*What needs to be done*.
Find each line with the string "проведения" and copy it.

*Records for processing*.
::::::::::

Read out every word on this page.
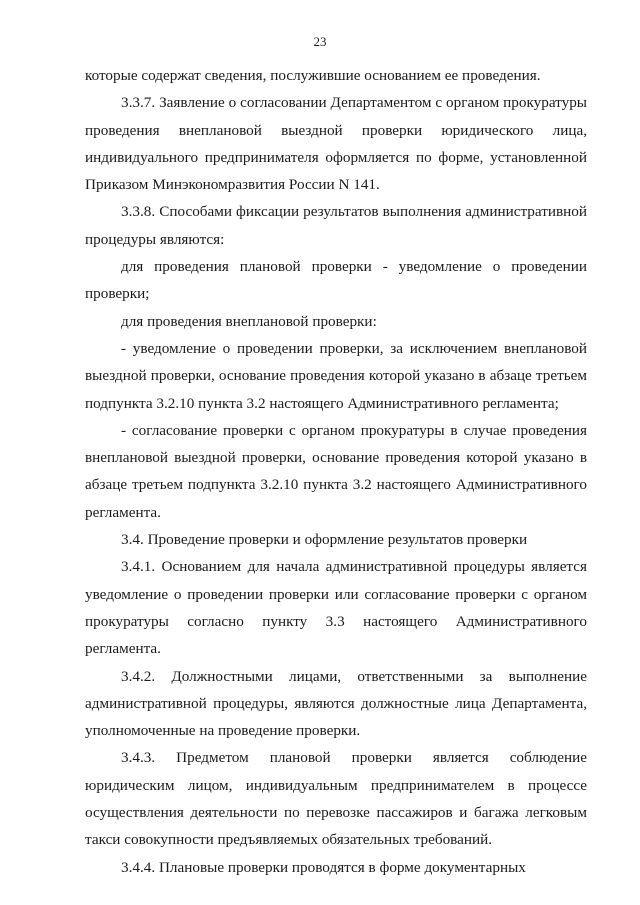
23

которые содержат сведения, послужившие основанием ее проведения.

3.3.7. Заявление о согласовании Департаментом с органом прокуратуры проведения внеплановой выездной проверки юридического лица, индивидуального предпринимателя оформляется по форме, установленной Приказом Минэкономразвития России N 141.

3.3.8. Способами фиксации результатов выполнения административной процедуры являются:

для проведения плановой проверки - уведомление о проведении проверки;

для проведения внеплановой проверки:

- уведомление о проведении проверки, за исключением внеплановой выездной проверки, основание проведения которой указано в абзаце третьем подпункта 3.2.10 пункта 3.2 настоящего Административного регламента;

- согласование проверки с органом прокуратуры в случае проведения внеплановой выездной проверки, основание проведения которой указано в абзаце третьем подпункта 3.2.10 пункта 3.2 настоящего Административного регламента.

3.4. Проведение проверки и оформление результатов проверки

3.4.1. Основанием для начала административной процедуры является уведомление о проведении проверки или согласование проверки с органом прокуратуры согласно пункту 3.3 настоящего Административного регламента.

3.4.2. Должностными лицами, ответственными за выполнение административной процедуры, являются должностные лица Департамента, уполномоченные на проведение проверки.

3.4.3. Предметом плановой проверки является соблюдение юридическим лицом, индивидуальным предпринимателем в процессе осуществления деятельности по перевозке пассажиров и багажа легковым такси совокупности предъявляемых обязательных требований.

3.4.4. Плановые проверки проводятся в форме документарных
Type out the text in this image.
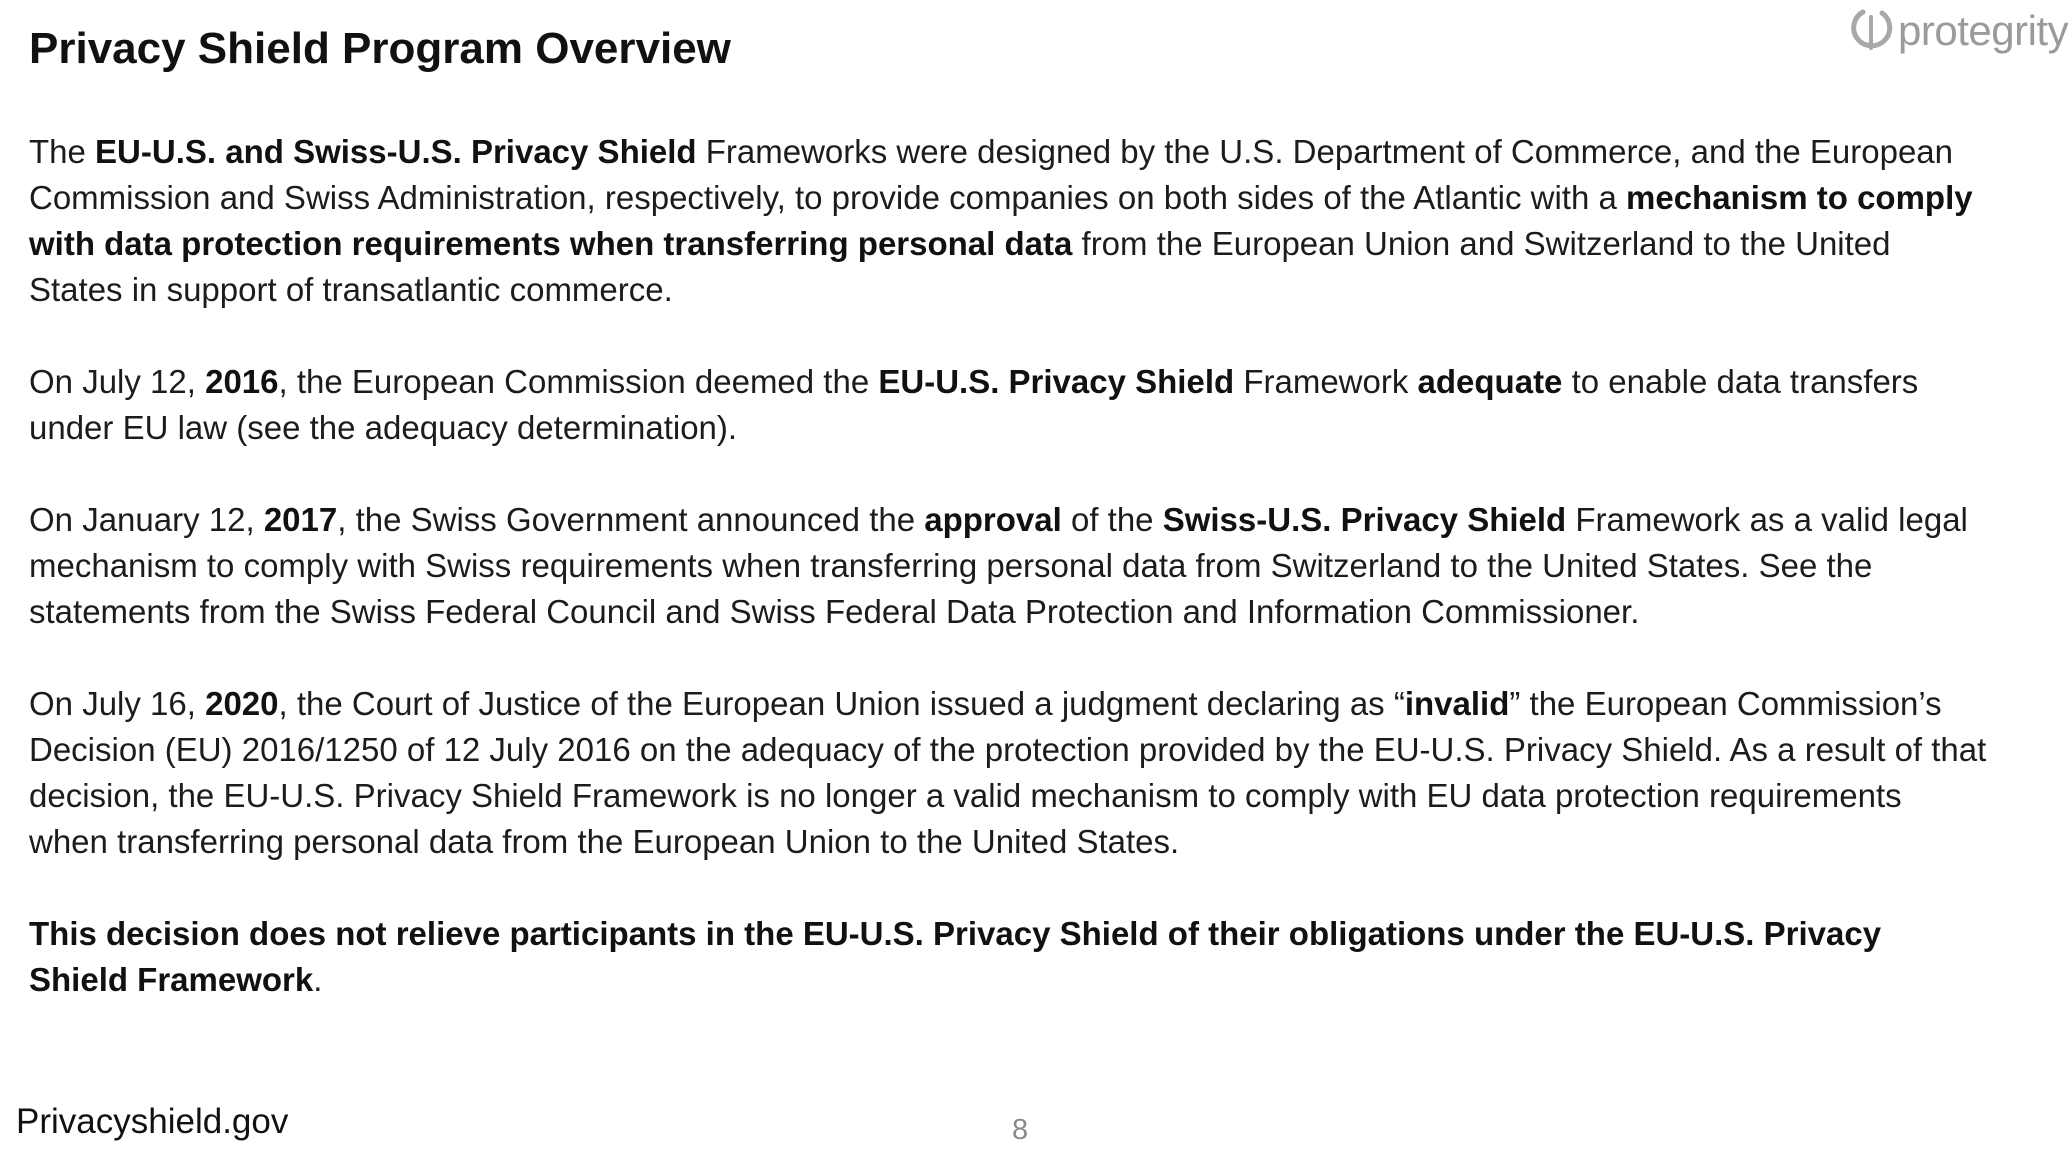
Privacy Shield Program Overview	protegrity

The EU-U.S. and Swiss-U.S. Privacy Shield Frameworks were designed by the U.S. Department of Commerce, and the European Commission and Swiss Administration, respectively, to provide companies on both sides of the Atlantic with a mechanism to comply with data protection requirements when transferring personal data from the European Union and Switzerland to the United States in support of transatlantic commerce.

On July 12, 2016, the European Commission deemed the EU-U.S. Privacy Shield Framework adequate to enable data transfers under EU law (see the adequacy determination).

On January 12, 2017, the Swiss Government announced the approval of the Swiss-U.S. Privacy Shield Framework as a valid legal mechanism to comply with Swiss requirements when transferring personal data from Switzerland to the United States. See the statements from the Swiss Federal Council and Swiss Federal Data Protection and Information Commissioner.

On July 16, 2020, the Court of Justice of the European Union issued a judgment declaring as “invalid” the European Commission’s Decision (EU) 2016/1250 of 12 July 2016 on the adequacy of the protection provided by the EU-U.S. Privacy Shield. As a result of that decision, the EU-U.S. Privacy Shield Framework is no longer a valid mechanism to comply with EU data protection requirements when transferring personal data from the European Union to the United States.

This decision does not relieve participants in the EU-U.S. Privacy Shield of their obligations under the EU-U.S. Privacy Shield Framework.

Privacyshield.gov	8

::::::::::

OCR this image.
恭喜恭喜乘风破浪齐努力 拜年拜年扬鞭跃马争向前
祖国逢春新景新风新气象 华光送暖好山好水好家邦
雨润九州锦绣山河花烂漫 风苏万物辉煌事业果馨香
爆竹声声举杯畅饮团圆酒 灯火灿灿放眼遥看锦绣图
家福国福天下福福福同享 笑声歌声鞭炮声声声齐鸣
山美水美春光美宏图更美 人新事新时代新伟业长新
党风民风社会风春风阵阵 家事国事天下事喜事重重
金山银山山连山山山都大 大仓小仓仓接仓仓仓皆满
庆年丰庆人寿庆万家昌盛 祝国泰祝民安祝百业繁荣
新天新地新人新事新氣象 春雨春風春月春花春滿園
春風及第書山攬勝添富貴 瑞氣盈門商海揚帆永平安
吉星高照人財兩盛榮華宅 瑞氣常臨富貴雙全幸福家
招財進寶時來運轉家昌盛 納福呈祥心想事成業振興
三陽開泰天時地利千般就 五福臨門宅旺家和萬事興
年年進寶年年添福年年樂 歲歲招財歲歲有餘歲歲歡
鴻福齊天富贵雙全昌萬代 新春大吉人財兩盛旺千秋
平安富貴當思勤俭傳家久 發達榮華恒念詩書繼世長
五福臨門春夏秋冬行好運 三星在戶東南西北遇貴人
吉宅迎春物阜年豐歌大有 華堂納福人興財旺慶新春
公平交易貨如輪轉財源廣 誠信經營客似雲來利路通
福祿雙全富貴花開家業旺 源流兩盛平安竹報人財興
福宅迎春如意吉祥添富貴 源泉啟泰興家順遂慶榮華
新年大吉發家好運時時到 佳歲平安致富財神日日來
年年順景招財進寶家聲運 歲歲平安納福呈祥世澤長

::::::::::

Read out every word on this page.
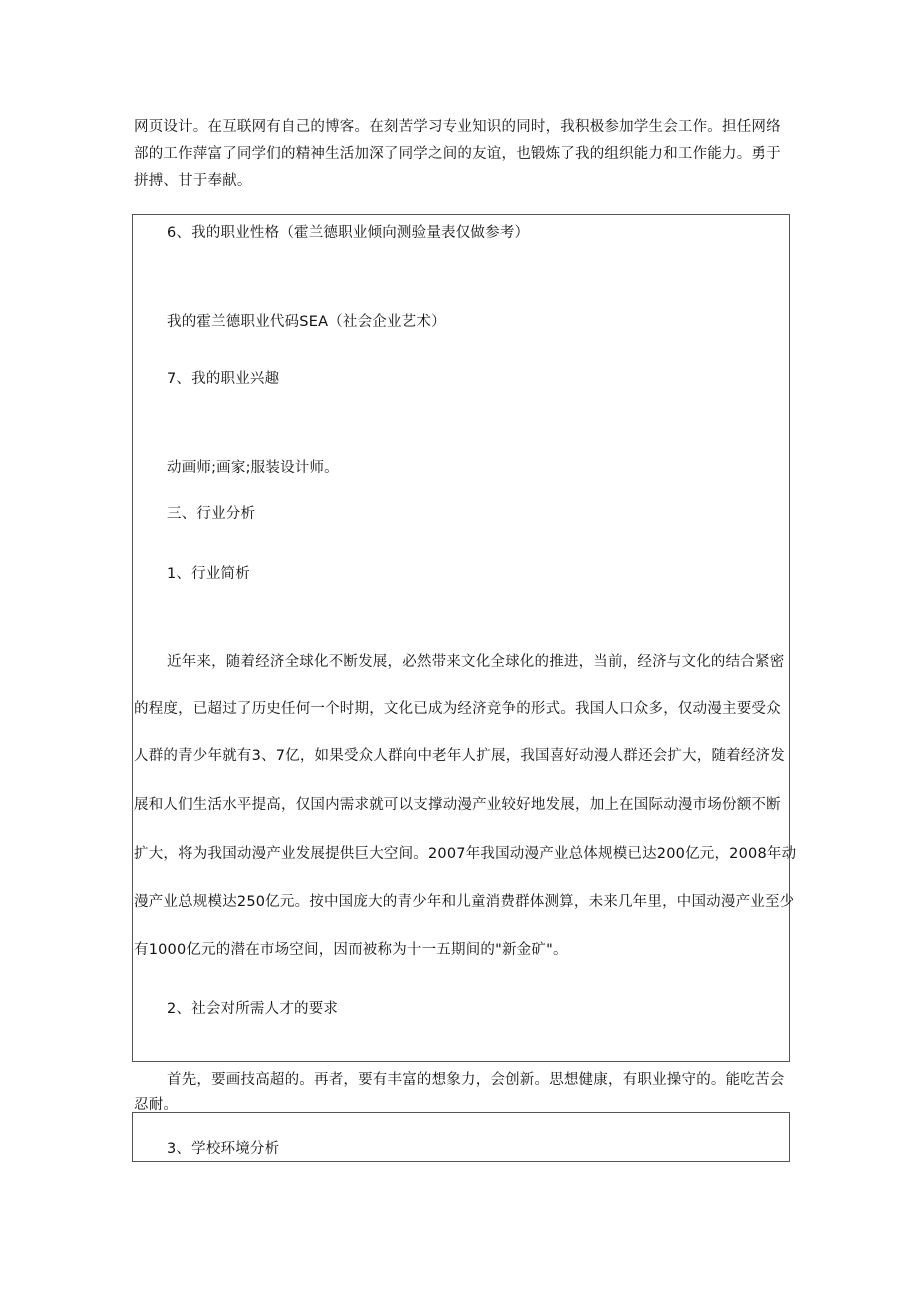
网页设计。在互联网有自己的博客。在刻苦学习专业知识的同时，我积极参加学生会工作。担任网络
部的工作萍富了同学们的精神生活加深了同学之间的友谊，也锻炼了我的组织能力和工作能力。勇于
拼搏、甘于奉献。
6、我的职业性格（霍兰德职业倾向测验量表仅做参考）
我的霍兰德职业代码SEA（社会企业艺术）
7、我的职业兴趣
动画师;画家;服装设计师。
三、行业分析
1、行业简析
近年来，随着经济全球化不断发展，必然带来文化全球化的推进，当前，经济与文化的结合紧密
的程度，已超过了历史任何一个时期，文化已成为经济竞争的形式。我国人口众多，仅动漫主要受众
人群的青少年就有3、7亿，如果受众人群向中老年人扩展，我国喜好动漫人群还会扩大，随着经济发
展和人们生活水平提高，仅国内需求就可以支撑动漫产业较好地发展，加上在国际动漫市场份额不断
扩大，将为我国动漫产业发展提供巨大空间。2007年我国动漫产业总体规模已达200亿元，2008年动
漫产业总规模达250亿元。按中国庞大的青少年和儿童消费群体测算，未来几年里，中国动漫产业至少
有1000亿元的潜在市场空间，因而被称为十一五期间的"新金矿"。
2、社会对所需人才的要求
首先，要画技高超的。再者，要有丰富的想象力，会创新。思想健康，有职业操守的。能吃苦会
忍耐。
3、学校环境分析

::::::::::

*The response*.
которые содержат сведения, послужившие основанием ее проведения.
3.3.7. Заявление о согласовании Департаментом с органом прокуратуры проведения внеплановой выездной проверки юридического лица, индивидуального предпринимателя оформляется по форме, установленной Приказом Минэкономразвития России N 141.
для проведения плановой проверки - уведомление о проведении проверки;
для проведения внеплановой проверки:
- уведомление о проведении проверки, за исключением внеплановой выездной проверки, основание проведения которой указано в абзаце третьем подпункта 3.2.10 пункта 3.2 настоящего Административного регламента;
- согласование проверки с органом прокуратуры в случае проведения внеплановой выездной проверки, основание проведения которой указано в абзаце третьем подпункта 3.2.10 пункта 3.2 настоящего Административного регламента.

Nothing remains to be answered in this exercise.